[Document section]:
SUMMARY OF THE INVENTION
In a first aspect, the invention comprises a method for updating a
reference count in a vehicle detector system having a loop subject to
ambient inductance changes which substantially reduces adverse noise
effects, prevents false operation of the detector system in the presence
of a shorted or open loop condition, and enables automatic recovery of the
vehicle detector system when an open or shorted loop self-corrects. In a
first embodiment, the method is performed by generating a sample count
representative of loop inductance, comparing the sample count with a
reference count, and replacing the reference count with the sample count
whenever the sample count exceeds the reference count for a predetermined
time period. In this embodiment, when the sample count first exceeds the
reference count, a timer is started. Successive sample counts are taken
and compared against the reference count. If each successive sample count
exceeds the reference count up until the end of the timer period, the
reference count is updated to the most recent sample count when the timer
times out. If any sample count does not exceed the reference count while
the timer is operating, the timer is stopped and reset. The timer is
restarted thereafter whenever a sample count next exceeds the reference
count. In one specific embodiment, the timer period is selectable between
two different values to provide flexibility of operation for the system in
different applications.

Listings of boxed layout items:
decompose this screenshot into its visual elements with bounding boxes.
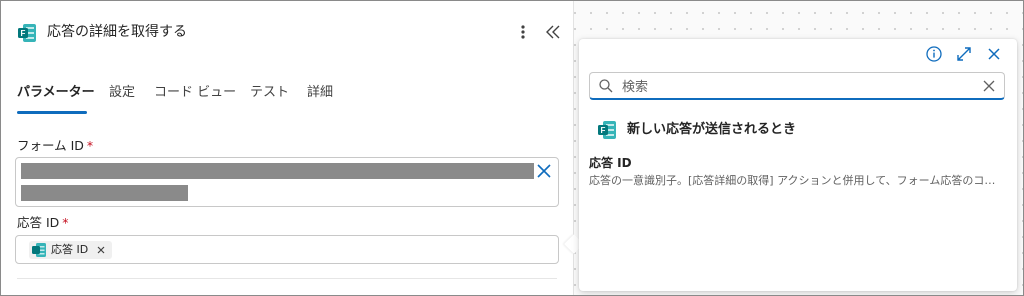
required-marker: *	[62, 215, 69, 230]
item-name: 応答 ID	[589, 156, 632, 170]
response-id-label: 応答 ID *	[17, 215, 69, 231]
token-label: 応答 ID	[51, 243, 89, 256]
forms-icon	[32, 243, 46, 257]
action-details-panel: F 応答の詳細を取得する パラメーター 設定 コード ビュー テスト 詳細 フォ…	[1, 1, 574, 295]
response-id-label-text: 応答 ID	[17, 215, 60, 230]
dynamic-content-token[interactable]: 応答 ID	[29, 241, 113, 259]
redacted-value	[21, 185, 188, 201]
divider	[17, 278, 557, 279]
more-vertical-icon	[521, 25, 525, 39]
forms-icon: F	[18, 24, 36, 42]
tab-parameters[interactable]: パラメーター	[17, 83, 95, 103]
tab-details[interactable]: 詳細	[307, 83, 333, 103]
tab-code-view[interactable]: コード ビュー	[154, 83, 236, 103]
clear-icon[interactable]	[534, 161, 554, 181]
panel-header: F 応答の詳細を取得する	[17, 21, 565, 45]
svg-text:F: F	[601, 126, 606, 135]
tab-settings[interactable]: 設定	[109, 83, 135, 103]
form-id-label-text: フォーム ID	[17, 138, 84, 153]
more-options-button[interactable]	[515, 21, 531, 43]
close-icon[interactable]	[985, 45, 1003, 63]
panel-title: 応答の詳細を取得する	[47, 24, 187, 40]
response-id-field[interactable]: 応答 ID	[15, 235, 559, 264]
trigger-label: 新しい応答が送信されるとき	[627, 122, 797, 137]
trigger-section-header[interactable]: F 新しい応答が送信されるとき	[597, 119, 796, 141]
expand-icon[interactable]	[955, 45, 973, 63]
dynamic-content-popover: F 新しい応答が送信されるとき 応答 ID 応答の一意識別子。[応答詳細の取得]…	[579, 39, 1017, 291]
required-marker: *	[86, 138, 94, 153]
active-tab-indicator	[17, 111, 87, 114]
svg-text:F: F	[21, 29, 26, 38]
search-icon	[599, 79, 613, 93]
form-id-label: フォーム ID *	[17, 138, 93, 154]
forms-icon: F	[598, 121, 616, 139]
search-input[interactable]	[620, 76, 974, 98]
list-item[interactable]: 応答 ID 応答の一意識別子。[応答詳細の取得] アクションと併用して、フォーム…	[589, 155, 1009, 189]
tab-test[interactable]: テスト	[250, 83, 289, 103]
canvas-background: F 応答の詳細を取得する パラメーター 設定 コード ビュー テスト 詳細 フォ…	[0, 0, 1024, 296]
collapse-panel-button[interactable]	[543, 21, 563, 43]
clear-icon[interactable]	[980, 77, 998, 95]
search-box	[589, 72, 1005, 100]
popover-toolbar	[925, 43, 1003, 65]
remove-token-icon[interactable]	[96, 245, 106, 255]
item-description: 応答の一意識別子。[応答詳細の取得] アクションと併用して、フォーム応答のコン.…	[589, 174, 1001, 187]
form-id-field[interactable]	[15, 157, 559, 207]
collapse-left-icon	[546, 25, 560, 39]
redacted-value	[21, 163, 534, 179]
info-icon[interactable]	[925, 45, 943, 63]
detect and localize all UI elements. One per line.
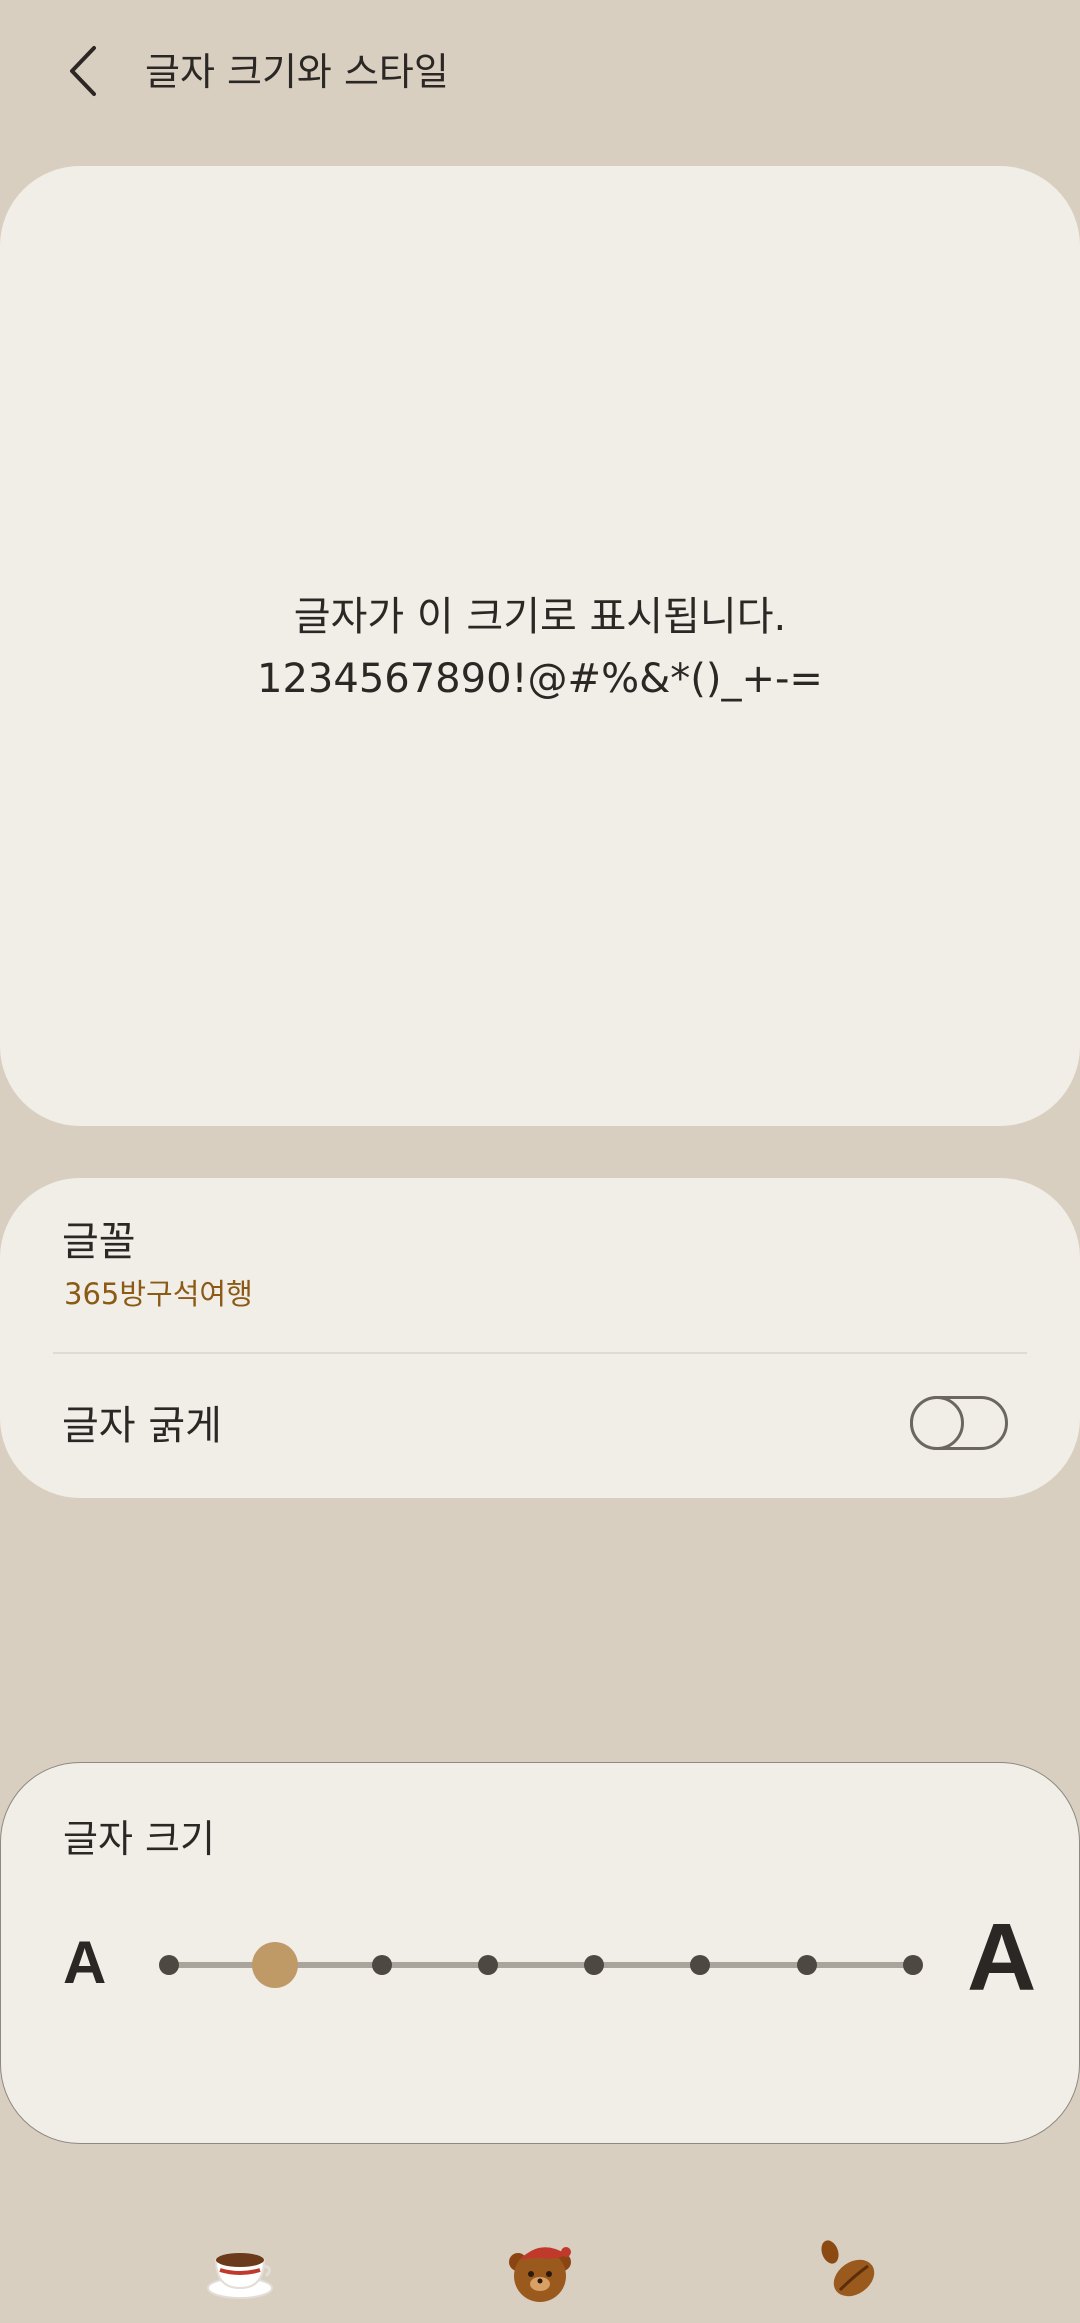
top-app-bar: 글자 크기와 스타일 <box>0 0 1080 150</box>
page-title: 글자 크기와 스타일 <box>145 50 449 94</box>
font-size-slider[interactable] <box>149 1937 933 1993</box>
bottom-decor-bar <box>0 2200 1080 2323</box>
slider-step-dot[interactable] <box>796 1955 817 1975</box>
font-settings-card: 글꼴 365방구석여행 글자 굵게 <box>0 1178 1080 1498</box>
preview-line-2: 1234567890!@#%&*()_+-= <box>257 656 823 702</box>
bear-icon <box>500 2230 580 2310</box>
coffee-beans-icon <box>810 2230 890 2310</box>
slider-step-dot[interactable] <box>477 1955 498 1975</box>
preview-line-1: 글자가 이 크기로 표시됩니다. <box>293 594 787 640</box>
slider-thumb[interactable] <box>252 1942 299 1988</box>
font-size-title: 글자 크기 <box>63 1817 215 1861</box>
toggle-knob <box>910 1396 964 1450</box>
chevron-left-icon <box>70 46 96 96</box>
text-preview-card: 글자가 이 크기로 표시됩니다. 1234567890!@#%&*()_+-= <box>0 166 1080 1126</box>
font-size-panel: 글자 크기 A A <box>0 1762 1080 2144</box>
coffee-cup-icon <box>200 2230 280 2310</box>
slider-step-dot[interactable] <box>584 1955 605 1975</box>
bold-text-label: 글자 굵게 <box>62 1403 222 1449</box>
slider-step-dot[interactable] <box>159 1955 179 1975</box>
large-size-label: A <box>967 1904 1037 2011</box>
slider-step-dot[interactable] <box>903 1955 923 1975</box>
small-size-label: A <box>63 1929 107 1996</box>
font-title: 글꼴 <box>62 1219 136 1265</box>
preview-text: 글자가 이 크기로 표시됩니다. 1234567890!@#%&*()_+-= <box>0 586 1080 710</box>
slider-step-dot[interactable] <box>371 1955 392 1975</box>
font-current-value: 365방구석여행 <box>64 1277 253 1311</box>
bold-text-row[interactable]: 글자 굵게 <box>0 1354 1080 1498</box>
bold-text-toggle[interactable] <box>910 1396 1008 1450</box>
back-button[interactable] <box>50 36 114 106</box>
slider-step-dot[interactable] <box>690 1955 711 1975</box>
font-row[interactable]: 글꼴 365방구석여행 <box>0 1178 1080 1352</box>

[Task instructions]:
In the invention summary, what happens to the timer if a sample count fails to exceed the reference count while the timer is running? These listings come from a different source than the text.

[Solution]:
The timer is stopped and reset.